• [PROBLEM REQUIREMENTS]: Each line of the material must be repeated precisely, with the pictures left out.

• [PROVIDED DATA]:
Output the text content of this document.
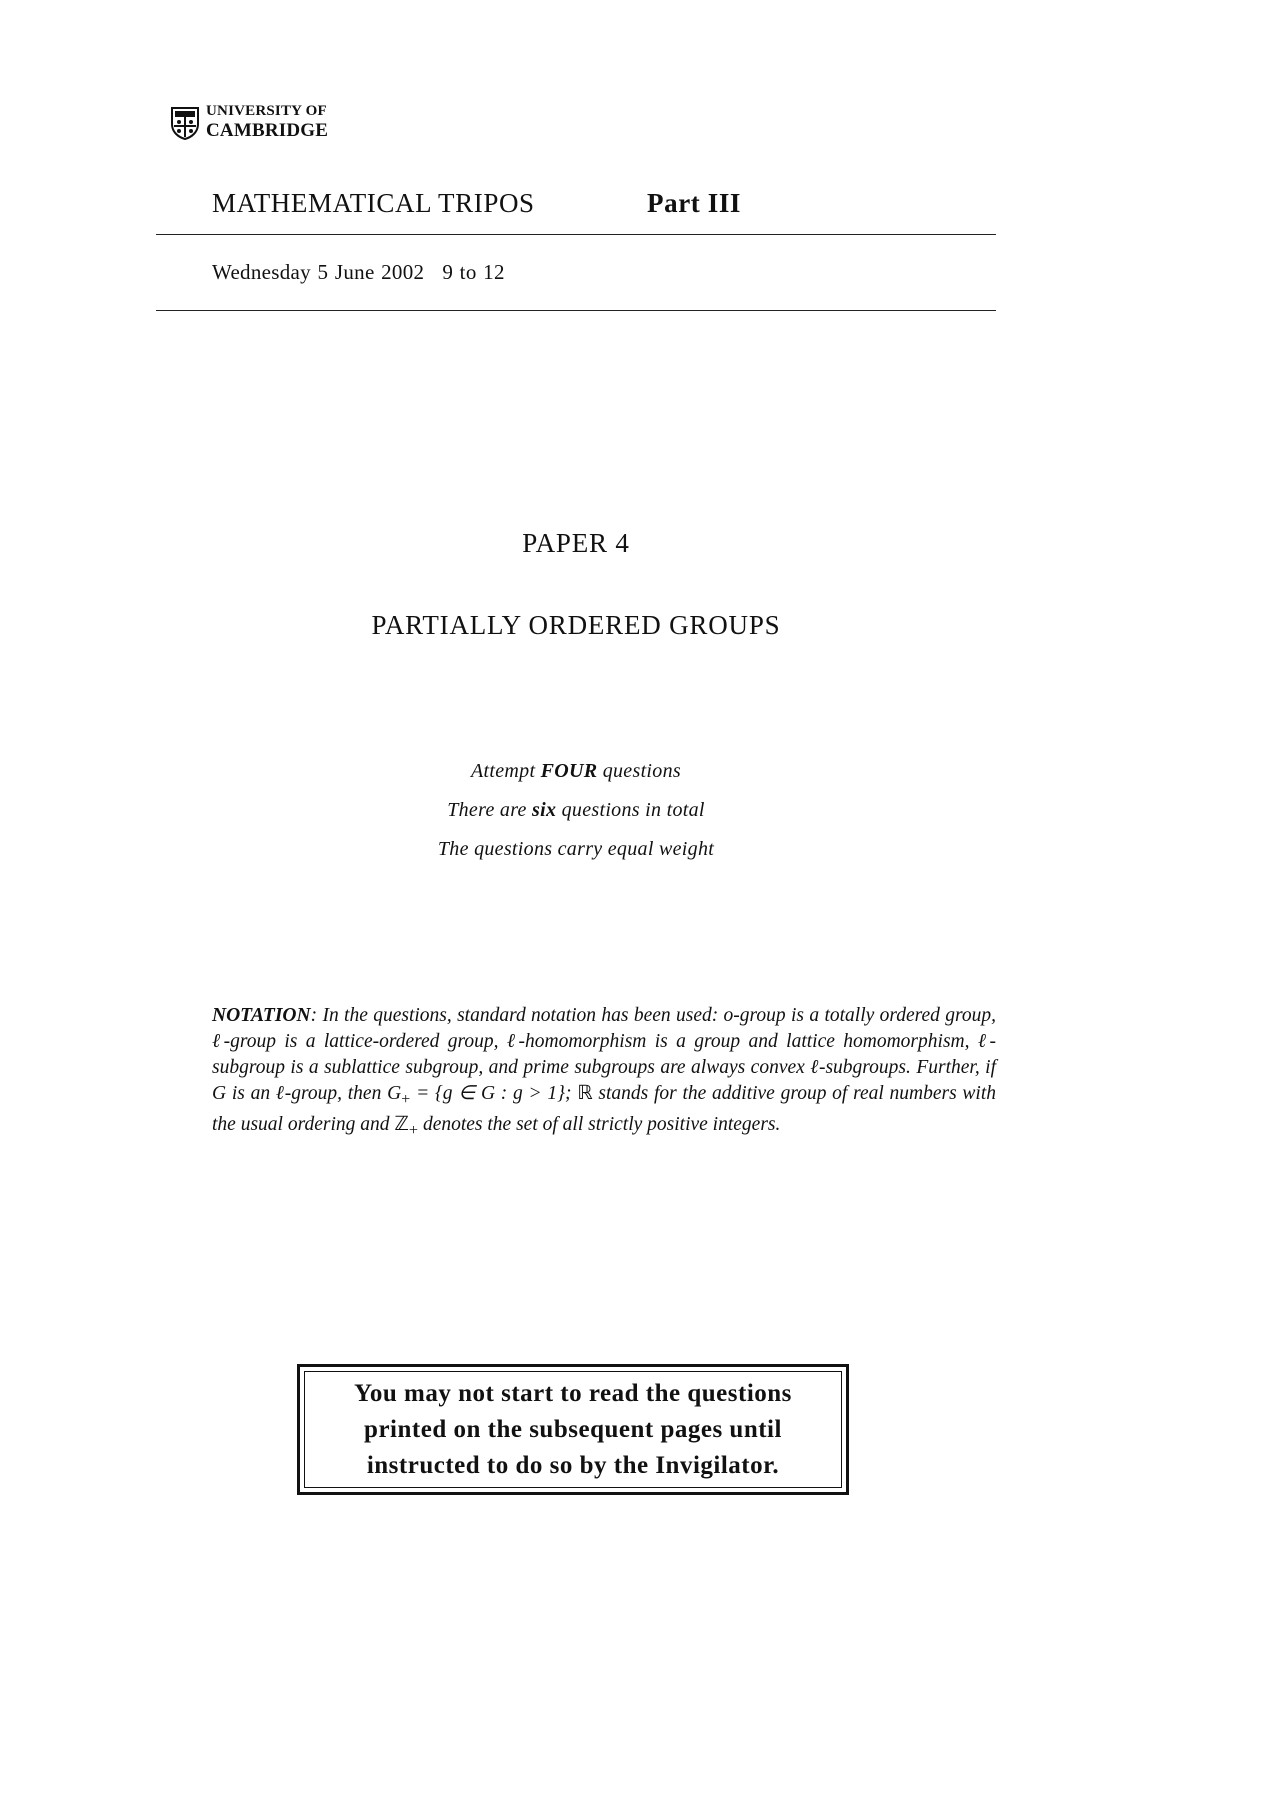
UNIVERSITY OF
CAMBRIDGE
MATHEMATICAL TRIPOS	Part III
Wednesday 5 June 2002 9 to 12
PAPER 4
PARTIALLY ORDERED GROUPS
Attempt FOUR questions
There are six questions in total
The questions carry equal weight
NOTATION: In the questions, standard notation has been used: o-group is a totally ordered group, ℓ-group is a lattice-ordered group, ℓ-homomorphism is a group and lattice homomorphism, ℓ-subgroup is a sublattice subgroup, and prime subgroups are always convex ℓ-subgroups. Further, if G is an ℓ-group, then $G_+ = \{g$ ∈ G : g > 1}; ℝ stands for the additive group of real numbers with the usual ordering and ℤ$_+$ denotes the set of all strictly positive integers.
You may not start to read the questions
printed on the subsequent pages until
instructed to do so by the Invigilator.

• [WRITTEN ANSWER]:
Output the text content of this document.
UNIVERSITY OF
CAMBRIDGE
MATHEMATICAL TRIPOS	Part III
Wednesday 5 June 2002 9 to 12
PAPER 4
PARTIALLY ORDERED GROUPS
Attempt FOUR questions
There are six questions in total
The questions carry equal weight
NOTATION: In the questions, standard notation has been used: o-group is a totally ordered group, ℓ-group is a lattice-ordered group, ℓ-homomorphism is a group and lattice homomorphism, ℓ-subgroup is a sublattice subgroup, and prime subgroups are always convex ℓ-subgroups. Further, if G is an ℓ-group, then $G_+ = \{g$ ∈ G : g > 1}; ℝ stands for the additive group of real numbers with the usual ordering and ℤ$_+$ denotes the set of all strictly positive integers.
You may not start to read the questions
printed on the subsequent pages until
instructed to do so by the Invigilator.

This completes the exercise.